* _Problem description_: Rewrite the rows from the one containing "- pagination-page[interactable]: ...: [331, 607, 340, 617]" through the one containing "- separator-dot: •: [110, 54, 113, 63]", changing "Udemy" to "Coursera" and leaving everything else as it is.

* _Input material_:
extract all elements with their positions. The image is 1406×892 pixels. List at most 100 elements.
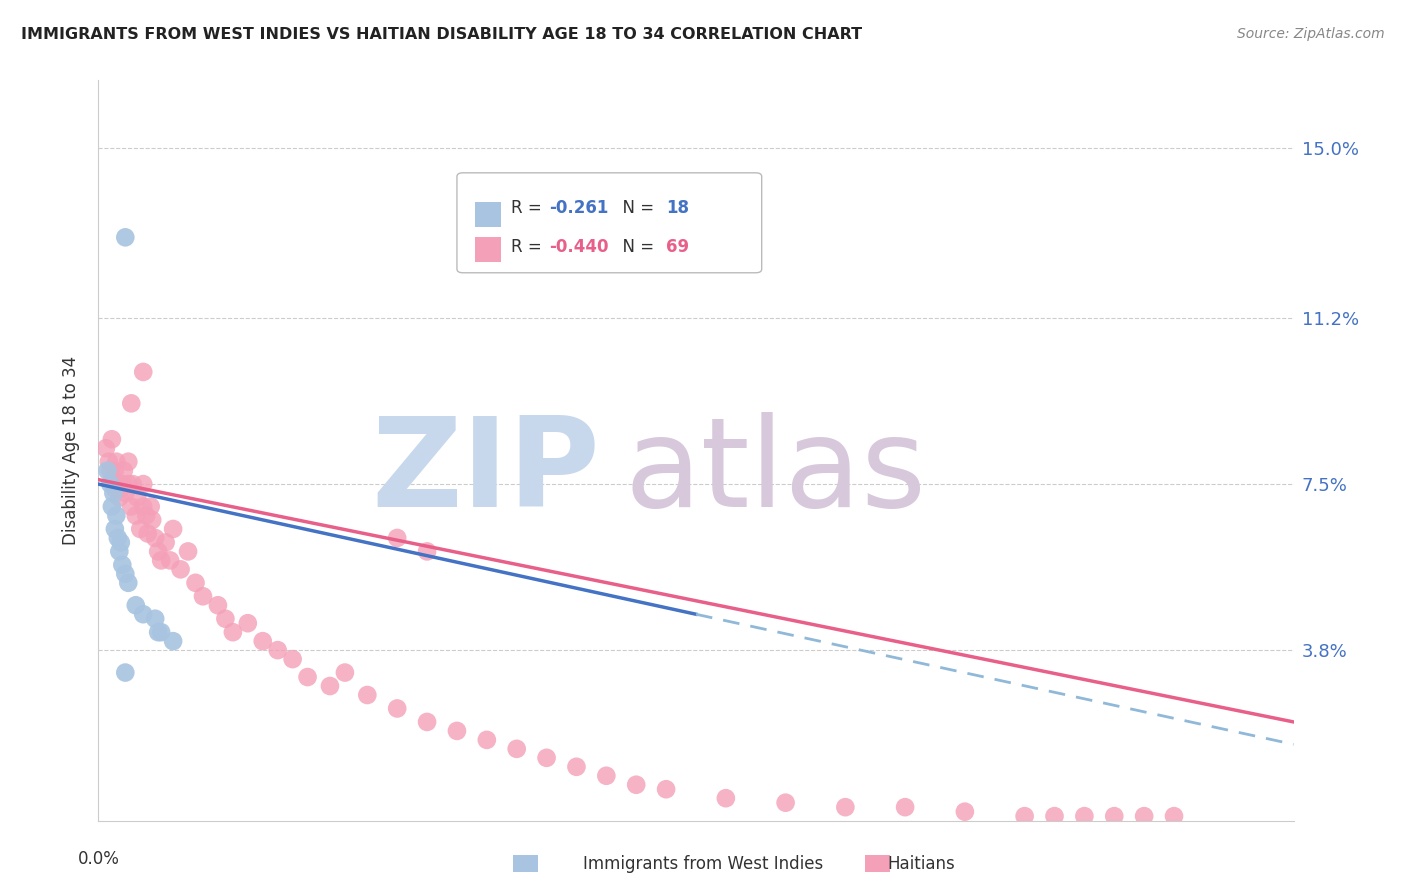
Point [356,688,378,702]
Point [111,477,134,491]
Point [155,535,177,549]
Point [333,665,356,680]
Point [114,486,136,500]
Point [953,805,976,819]
Point [385,701,409,715]
Point [416,544,439,558]
Point [111,558,134,572]
Text: Immigrants from West Indies: Immigrants from West Indies [583,855,823,872]
Point [97,455,120,469]
Text: ZIP: ZIP [371,412,600,533]
Point [162,522,184,536]
Point [101,500,124,514]
Point [148,544,170,558]
Point [105,455,128,469]
Text: -0.440: -0.440 [548,238,609,256]
Point [117,477,139,491]
Point [222,625,245,640]
Point [416,714,439,729]
Point [834,800,856,814]
Point [125,508,148,523]
Point [506,742,529,756]
Point [98,464,122,478]
Point [101,432,124,446]
Point [162,634,184,648]
FancyBboxPatch shape [457,173,762,273]
Point [132,365,155,379]
Point [120,396,142,410]
Text: N =: N = [613,199,659,217]
Point [207,599,229,613]
Text: Haitians: Haitians [887,855,955,872]
Point [143,531,166,545]
Point [103,486,125,500]
Point [894,800,917,814]
Point [184,575,207,590]
Point [104,464,127,478]
Point [565,760,588,774]
Text: N =: N = [613,238,659,256]
Point [125,599,148,613]
FancyBboxPatch shape [475,236,501,261]
Point [117,455,139,469]
Point [475,732,498,747]
Point [169,562,191,576]
Point [107,477,129,491]
Point [319,679,342,693]
Point [141,513,163,527]
Point [136,526,159,541]
Point [139,500,162,514]
Point [94,441,117,455]
Point [150,625,173,640]
Point [120,500,142,514]
Point [297,670,319,684]
Point [107,531,129,545]
Point [114,566,136,581]
Point [1133,809,1156,823]
Point [148,625,170,640]
Point [110,535,132,549]
Point [281,652,304,666]
Point [714,791,737,805]
FancyBboxPatch shape [475,202,501,227]
Point [655,782,678,797]
Point [159,553,181,567]
Text: atlas: atlas [624,412,927,533]
Point [129,522,152,536]
Point [121,477,143,491]
Point [1043,809,1066,823]
Point [177,544,200,558]
Point [108,544,131,558]
Text: 0.0%: 0.0% [77,850,120,868]
Point [117,575,139,590]
Point [105,508,128,523]
Point [127,491,149,505]
Text: R =: R = [510,238,547,256]
Text: IMMIGRANTS FROM WEST INDIES VS HAITIAN DISABILITY AGE 18 TO 34 CORRELATION CHART: IMMIGRANTS FROM WEST INDIES VS HAITIAN D… [21,27,862,42]
Text: 69: 69 [666,238,689,256]
Point [104,482,127,496]
Text: Source: ZipAtlas.com: Source: ZipAtlas.com [1237,27,1385,41]
Point [1014,809,1036,823]
Point [252,634,274,648]
Point [214,612,236,626]
Point [143,612,166,626]
Y-axis label: Disability Age 18 to 34: Disability Age 18 to 34 [62,356,80,545]
Point [110,482,132,496]
Point [191,589,214,603]
Point [595,769,617,783]
Point [104,522,127,536]
Point [1104,809,1126,823]
Point [150,553,173,567]
Point [114,230,136,244]
Point [103,473,125,487]
Point [626,778,648,792]
Text: -0.261: -0.261 [548,199,609,217]
Point [132,607,155,622]
Text: 18: 18 [666,199,689,217]
Point [536,751,558,765]
Point [267,643,290,657]
Point [114,665,136,680]
Point [112,464,135,478]
Point [135,508,157,523]
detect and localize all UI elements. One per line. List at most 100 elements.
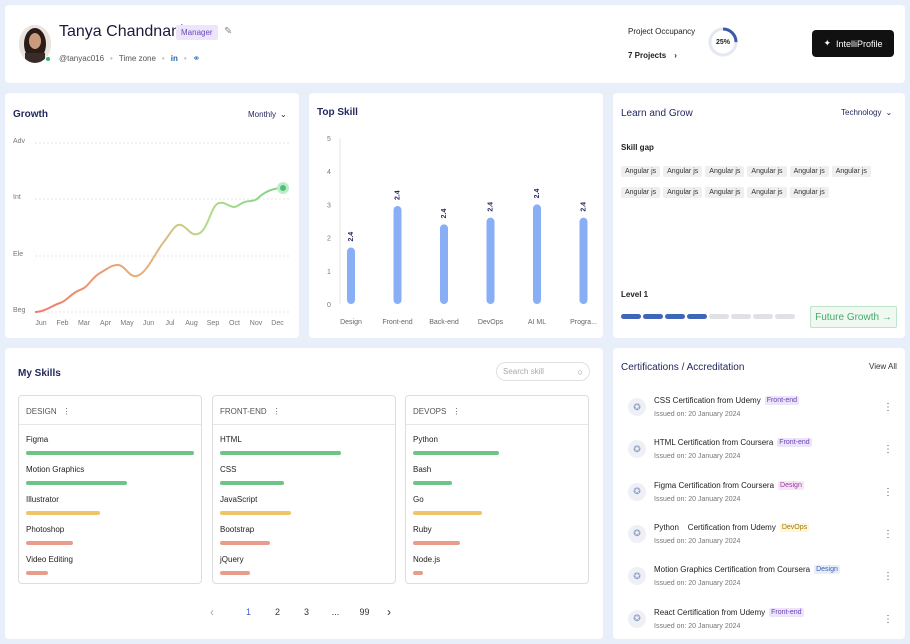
- pagination-page[interactable]: ...: [331, 607, 340, 617]
- cert-name: Python Certification from Udemy: [654, 522, 776, 532]
- occupancy-label: Project Occupancy: [628, 27, 696, 36]
- top-skill-y-tick: 3: [327, 202, 331, 209]
- chevron-down-icon: ⌄: [280, 110, 287, 119]
- separator-dot: •: [110, 54, 113, 63]
- skill-level-bar: [413, 481, 452, 485]
- cert-tag: DevOps: [779, 522, 810, 532]
- occupancy-percent: 25%: [715, 39, 730, 46]
- cert-item[interactable]: ✪ Figma Certification from Coursera Design…: [613, 480, 905, 521]
- skill-column-header: DESIGN ⋮: [26, 407, 71, 416]
- timezone-label[interactable]: Time zone: [118, 54, 156, 63]
- cert-tag: Design: [814, 565, 840, 575]
- pagination-next[interactable]: ›: [387, 605, 391, 619]
- level-progress: [621, 314, 795, 319]
- technology-select[interactable]: Technology ⌄: [841, 108, 892, 117]
- intelliprofile-label: IntelliProfile: [836, 38, 883, 49]
- top-skill-bar-chart: 0 1 2 3 4 5 2.4 Design 2.4 Front-end 2.4 Back-end 2.…: [327, 136, 597, 326]
- skill-name: Photoshop: [26, 525, 65, 534]
- more-vertical-icon[interactable]: ⋮: [883, 486, 893, 498]
- top-skill-data-label: 2.4: [441, 208, 448, 218]
- future-growth-button[interactable]: Future Growth →: [810, 306, 897, 328]
- role-badge: Manager: [176, 25, 218, 40]
- cert-name: CSS Certification from Udemy: [654, 396, 761, 405]
- org-chart-icon[interactable]: ⚭: [192, 53, 201, 63]
- more-vertical-icon[interactable]: ⋮: [883, 402, 893, 413]
- top-skill-bar: [440, 224, 448, 304]
- edit-icon[interactable]: ✎: [224, 26, 233, 37]
- pagination-page[interactable]: 2: [274, 607, 280, 617]
- cert-tag: Front-end: [777, 438, 812, 448]
- skill-gap-chip: Angular js: [789, 187, 829, 198]
- search-placeholder: Search skill: [503, 367, 544, 376]
- projects-link[interactable]: 7 Projects ›: [628, 51, 677, 60]
- growth-period-select[interactable]: Monthly ⌄: [248, 110, 287, 119]
- more-vertical-icon[interactable]: ⋮: [883, 613, 893, 625]
- more-vertical-icon[interactable]: ⋮: [883, 571, 893, 583]
- skill-column-front-end: FRONT-END ⋮ HTML CSS JavaScript Bootstrap jQue…: [212, 395, 396, 584]
- search-skill-input[interactable]: Search skill ○: [496, 362, 590, 381]
- growth-title: Growth: [13, 109, 48, 120]
- pagination-page[interactable]: 3: [303, 607, 309, 617]
- top-skill-category-label: Front-end: [382, 319, 412, 326]
- skill-name: jQuery: [220, 555, 244, 564]
- top-skill-data-label: 2.4: [394, 190, 401, 200]
- growth-x-label: Sep: [206, 320, 220, 327]
- separator-dot: •: [161, 54, 165, 63]
- skill-name: CSS: [220, 465, 237, 474]
- skill-column-design: DESIGN ⋮ Figma Motion Graphics Illustrator Ph…: [18, 395, 202, 584]
- growth-x-label: Aug: [185, 320, 198, 327]
- cert-item[interactable]: ✪ CSS Certification from Udemy Front-end Is…: [613, 396, 905, 436]
- cert-item[interactable]: ✪ Motion Graphics Certification from Cour…: [613, 565, 905, 605]
- sparkle-icon: ✦: [823, 38, 831, 48]
- certificate-badge-icon: ✪: [628, 567, 646, 586]
- more-vertical-icon[interactable]: ⋮: [452, 407, 461, 416]
- more-vertical-icon[interactable]: ⋮: [883, 444, 893, 456]
- cert-item[interactable]: ✪ React Certification from Udemy Front-end…: [613, 607, 905, 644]
- skill-level-bar: [220, 541, 271, 545]
- more-vertical-icon[interactable]: ⋮: [883, 528, 893, 540]
- skill-level-bar: [413, 451, 499, 455]
- period-label: Monthly: [248, 110, 277, 119]
- cert-item[interactable]: ✪ HTML Certification from Coursera Front-e…: [613, 438, 905, 478]
- skill-level-bar: [413, 511, 482, 515]
- pagination-prev[interactable]: ‹: [210, 605, 214, 619]
- skill-column-devops: DEVOPS ⋮ Python Bash Go Ruby Node.js: [405, 395, 589, 584]
- view-all-link[interactable]: View All: [869, 362, 897, 371]
- intelliprofile-button[interactable]: ✦ IntelliProfile: [812, 30, 894, 57]
- top-skill-category-label: DevOps: [478, 319, 504, 326]
- skill-name: Video Editing: [26, 555, 73, 564]
- certificate-badge-icon: ✪: [628, 440, 646, 459]
- more-vertical-icon[interactable]: ⋮: [272, 407, 281, 416]
- skill-level-bar: [413, 571, 424, 575]
- top-skill-card: Top Skill 0 1 2 3 4 5 2.4 Design 2.4 Front-end 2.4…: [309, 93, 603, 338]
- growth-x-label: Nov: [249, 320, 263, 327]
- cert-title-line: Figma Certification from Coursera Design: [654, 480, 804, 490]
- linkedin-icon[interactable]: in: [170, 54, 178, 63]
- cert-date: Issued on: 20 January 2024: [654, 495, 741, 503]
- skill-gap-chip: Angular js: [621, 187, 661, 198]
- skill-gap-chip: Angular js: [831, 166, 871, 177]
- skill-name: Ruby: [413, 525, 432, 534]
- more-vertical-icon[interactable]: ⋮: [62, 407, 71, 416]
- cert-title-line: Python Certification from Udemy DevOps: [654, 522, 810, 532]
- skill-gap-chip: Angular js: [663, 166, 703, 177]
- skill-level-bar: [220, 511, 291, 515]
- pagination-page[interactable]: 1: [245, 607, 251, 617]
- skill-level-bar: [26, 481, 127, 485]
- skill-column-header: FRONT-END ⋮: [220, 407, 281, 416]
- cert-date: Issued on: 20 January 2024: [654, 537, 741, 545]
- skill-level-bar: [220, 451, 341, 455]
- avatar[interactable]: [19, 25, 51, 63]
- cert-item[interactable]: ✪ Python Certification from Udemy DevOps Is…: [613, 522, 905, 563]
- projects-count: 7 Projects: [628, 51, 667, 60]
- top-skill-bar: [347, 247, 355, 304]
- certificate-badge-icon: ✪: [628, 398, 646, 416]
- cert-title-line: Motion Graphics Certification from Cours…: [654, 565, 840, 575]
- pagination-page[interactable]: 99: [359, 607, 370, 617]
- technology-label: Technology: [841, 108, 882, 117]
- cert-tag: Front-end: [764, 396, 800, 405]
- certificate-badge-icon: ✪: [628, 524, 646, 543]
- cert-title-line: React Certification from Udemy Front-end: [654, 607, 804, 617]
- skill-gap-chip: Angular js: [789, 166, 829, 177]
- profile-name: Tanya Chandnani: [59, 23, 184, 40]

* _Solution below_:
- pagination-page[interactable]: ...: [331, 607, 340, 617]
- cert-name: Python Certification from Coursera: [654, 522, 776, 532]
- occupancy-label: Project Occupancy: [628, 27, 696, 36]
- top-skill-y-tick: 3: [327, 202, 331, 209]
- chevron-down-icon: ⌄: [280, 110, 287, 119]
- separator-dot: •: [110, 54, 113, 63]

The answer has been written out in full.